##### Rows

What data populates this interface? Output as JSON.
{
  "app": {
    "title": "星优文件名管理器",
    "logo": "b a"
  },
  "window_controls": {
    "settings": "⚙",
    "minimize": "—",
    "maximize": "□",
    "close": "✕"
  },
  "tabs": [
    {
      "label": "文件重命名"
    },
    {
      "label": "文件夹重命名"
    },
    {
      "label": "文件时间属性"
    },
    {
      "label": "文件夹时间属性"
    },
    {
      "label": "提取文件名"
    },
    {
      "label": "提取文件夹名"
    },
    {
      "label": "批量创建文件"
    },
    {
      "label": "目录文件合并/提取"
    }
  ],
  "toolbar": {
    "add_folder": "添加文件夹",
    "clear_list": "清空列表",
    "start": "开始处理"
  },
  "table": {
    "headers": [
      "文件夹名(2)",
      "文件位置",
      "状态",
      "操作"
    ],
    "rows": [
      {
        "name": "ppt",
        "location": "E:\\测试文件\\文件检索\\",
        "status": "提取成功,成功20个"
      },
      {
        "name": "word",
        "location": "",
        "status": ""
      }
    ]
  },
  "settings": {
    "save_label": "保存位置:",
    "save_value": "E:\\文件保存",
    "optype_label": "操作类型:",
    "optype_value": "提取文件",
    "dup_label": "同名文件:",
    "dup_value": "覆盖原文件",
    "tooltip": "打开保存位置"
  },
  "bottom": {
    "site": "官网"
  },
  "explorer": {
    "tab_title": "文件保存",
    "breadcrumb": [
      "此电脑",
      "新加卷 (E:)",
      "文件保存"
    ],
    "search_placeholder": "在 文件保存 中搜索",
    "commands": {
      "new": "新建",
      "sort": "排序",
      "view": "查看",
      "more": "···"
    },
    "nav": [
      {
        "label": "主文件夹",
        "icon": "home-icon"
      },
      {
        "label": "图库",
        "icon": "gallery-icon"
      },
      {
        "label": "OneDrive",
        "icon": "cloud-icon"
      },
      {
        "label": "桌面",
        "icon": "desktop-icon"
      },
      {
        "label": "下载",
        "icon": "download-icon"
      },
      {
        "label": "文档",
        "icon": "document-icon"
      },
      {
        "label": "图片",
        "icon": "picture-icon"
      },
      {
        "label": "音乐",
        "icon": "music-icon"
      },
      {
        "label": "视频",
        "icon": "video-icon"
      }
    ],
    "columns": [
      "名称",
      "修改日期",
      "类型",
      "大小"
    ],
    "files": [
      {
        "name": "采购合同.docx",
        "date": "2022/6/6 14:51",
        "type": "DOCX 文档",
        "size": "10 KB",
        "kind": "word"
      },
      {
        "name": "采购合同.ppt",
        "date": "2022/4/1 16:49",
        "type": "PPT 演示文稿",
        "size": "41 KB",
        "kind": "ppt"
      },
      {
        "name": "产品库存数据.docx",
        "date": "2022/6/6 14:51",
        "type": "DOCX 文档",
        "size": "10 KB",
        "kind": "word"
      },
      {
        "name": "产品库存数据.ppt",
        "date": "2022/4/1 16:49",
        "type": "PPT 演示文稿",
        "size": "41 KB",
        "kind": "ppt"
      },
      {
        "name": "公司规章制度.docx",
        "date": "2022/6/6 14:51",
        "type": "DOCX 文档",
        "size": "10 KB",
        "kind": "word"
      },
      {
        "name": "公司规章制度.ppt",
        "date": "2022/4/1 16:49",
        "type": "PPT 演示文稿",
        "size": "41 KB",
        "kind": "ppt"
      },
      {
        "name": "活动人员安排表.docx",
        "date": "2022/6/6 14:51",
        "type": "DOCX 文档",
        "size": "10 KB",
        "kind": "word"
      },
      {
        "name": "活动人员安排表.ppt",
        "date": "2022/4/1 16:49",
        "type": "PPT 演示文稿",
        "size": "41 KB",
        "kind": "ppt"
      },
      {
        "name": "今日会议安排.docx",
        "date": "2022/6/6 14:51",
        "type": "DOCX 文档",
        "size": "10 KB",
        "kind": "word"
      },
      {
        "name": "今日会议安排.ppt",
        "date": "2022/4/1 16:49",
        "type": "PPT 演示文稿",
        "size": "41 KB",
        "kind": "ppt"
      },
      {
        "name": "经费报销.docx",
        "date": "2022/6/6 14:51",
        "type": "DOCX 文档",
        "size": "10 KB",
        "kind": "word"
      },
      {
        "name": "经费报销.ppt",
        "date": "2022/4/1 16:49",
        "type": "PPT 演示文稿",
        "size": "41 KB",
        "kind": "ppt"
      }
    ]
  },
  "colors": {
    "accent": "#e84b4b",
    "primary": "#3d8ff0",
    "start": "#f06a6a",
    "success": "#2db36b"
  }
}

##########

**What the task requires**. Each record must be repeated exactly as it is.

**Result**.
What data populates this interface? Output as JSON.
{
  "app": {
    "title": "星优文件名管理器",
    "logo": "b a"
  },
  "window_controls": {
    "settings": "⚙",
    "minimize": "—",
    "maximize": "□",
    "close": "✕"
  },
  "tabs": [
    {
      "label": "文件重命名"
    },
    {
      "label": "文件夹重命名"
    },
    {
      "label": "文件时间属性"
    },
    {
      "label": "文件夹时间属性"
    },
    {
      "label": "提取文件名"
    },
    {
      "label": "提取文件夹名"
    },
    {
      "label": "批量创建文件"
    },
    {
      "label": "目录文件合并/提取"
    }
  ],
  "toolbar": {
    "add_folder": "添加文件夹",
    "clear_list": "清空列表",
    "start": "开始处理"
  },
  "table": {
    "headers": [
      "文件夹名(2)",
      "文件位置",
      "状态",
      "操作"
    ],
    "rows": [
      {
        "name": "ppt",
        "location": "E:\\测试文件\\文件检索\\",
        "status": "提取成功,成功20个"
      },
      {
        "name": "word",
        "location": "",
        "status": ""
      }
    ]
  },
  "settings": {
    "save_label": "保存位置:",
    "save_value": "E:\\文件保存",
    "optype_label": "操作类型:",
    "optype_value": "提取文件",
    "dup_label": "同名文件:",
    "dup_value": "覆盖原文件",
    "tooltip": "打开保存位置"
  },
  "bottom": {
    "site": "官网"
  },
  "explorer": {
    "tab_title": "文件保存",
    "breadcrumb": [
      "此电脑",
      "新加卷 (E:)",
      "文件保存"
    ],
    "search_placeholder": "在 文件保存 中搜索",
    "commands": {
      "new": "新建",
      "sort": "排序",
      "view": "查看",
      "more": "···"
    },
    "nav": [
      {
        "label": "主文件夹",
        "icon": "home-icon"
      },
      {
        "label": "图库",
        "icon": "gallery-icon"
      },
      {
        "label": "OneDrive",
        "icon": "cloud-icon"
      },
      {
        "label": "桌面",
        "icon": "desktop-icon"
      },
      {
        "label": "下载",
        "icon": "download-icon"
      },
      {
        "label": "文档",
        "icon": "document-icon"
      },
      {
        "label": "图片",
        "icon": "picture-icon"
      },
      {
        "label": "音乐",
        "icon": "music-icon"
      },
      {
        "label": "视频",
        "icon": "video-icon"
      }
    ],
    "columns": [
      "名称",
      "修改日期",
      "类型",
      "大小"
    ],
    "files": [
      {
        "name": "采购合同.docx",
        "date": "2022/6/6 14:51",
        "type": "DOCX 文档",
        "size": "10 KB",
        "kind": "word"
      },
      {
        "name": "采购合同.ppt",
        "date": "2022/4/1 16:49",
        "type": "PPT 演示文稿",
        "size": "41 KB",
        "kind": "ppt"
      },
      {
        "name": "产品库存数据.docx",
        "date": "2022/6/6 14:51",
        "type": "DOCX 文档",
        "size": "10 KB",
        "kind": "word"
      },
      {
        "name": "产品库存数据.ppt",
        "date": "2022/4/1 16:49",
        "type": "PPT 演示文稿",
        "size": "41 KB",
        "kind": "ppt"
      },
      {
        "name": "公司规章制度.docx",
        "date": "2022/6/6 14:51",
        "type": "DOCX 文档",
        "size": "10 KB",
        "kind": "word"
      },
      {
        "name": "公司规章制度.ppt",
        "date": "2022/4/1 16:49",
        "type": "PPT 演示文稿",
        "size": "41 KB",
        "kind": "ppt"
      },
      {
        "name": "活动人员安排表.docx",
        "date": "2022/6/6 14:51",
        "type": "DOCX 文档",
        "size": "10 KB",
        "kind": "word"
      },
      {
        "name": "活动人员安排表.ppt",
        "date": "2022/4/1 16:49",
        "type": "PPT 演示文稿",
        "size": "41 KB",
        "kind": "ppt"
      },
      {
        "name": "今日会议安排.docx",
        "date": "2022/6/6 14:51",
        "type": "DOCX 文档",
        "size": "10 KB",
        "kind": "word"
      },
      {
        "name": "今日会议安排.ppt",
        "date": "2022/4/1 16:49",
        "type": "PPT 演示文稿",
        "size": "41 KB",
        "kind": "ppt"
      },
      {
        "name": "经费报销.docx",
        "date": "2022/6/6 14:51",
        "type": "DOCX 文档",
        "size": "10 KB",
        "kind": "word"
      },
      {
        "name": "经费报销.ppt",
        "date": "2022/4/1 16:49",
        "type": "PPT 演示文稿",
        "size": "41 KB",
        "kind": "ppt"
      }
    ]
  },
  "colors": {
    "accent": "#e84b4b",
    "primary": "#3d8ff0",
    "start": "#f06a6a",
    "success": "#2db36b"
  }
}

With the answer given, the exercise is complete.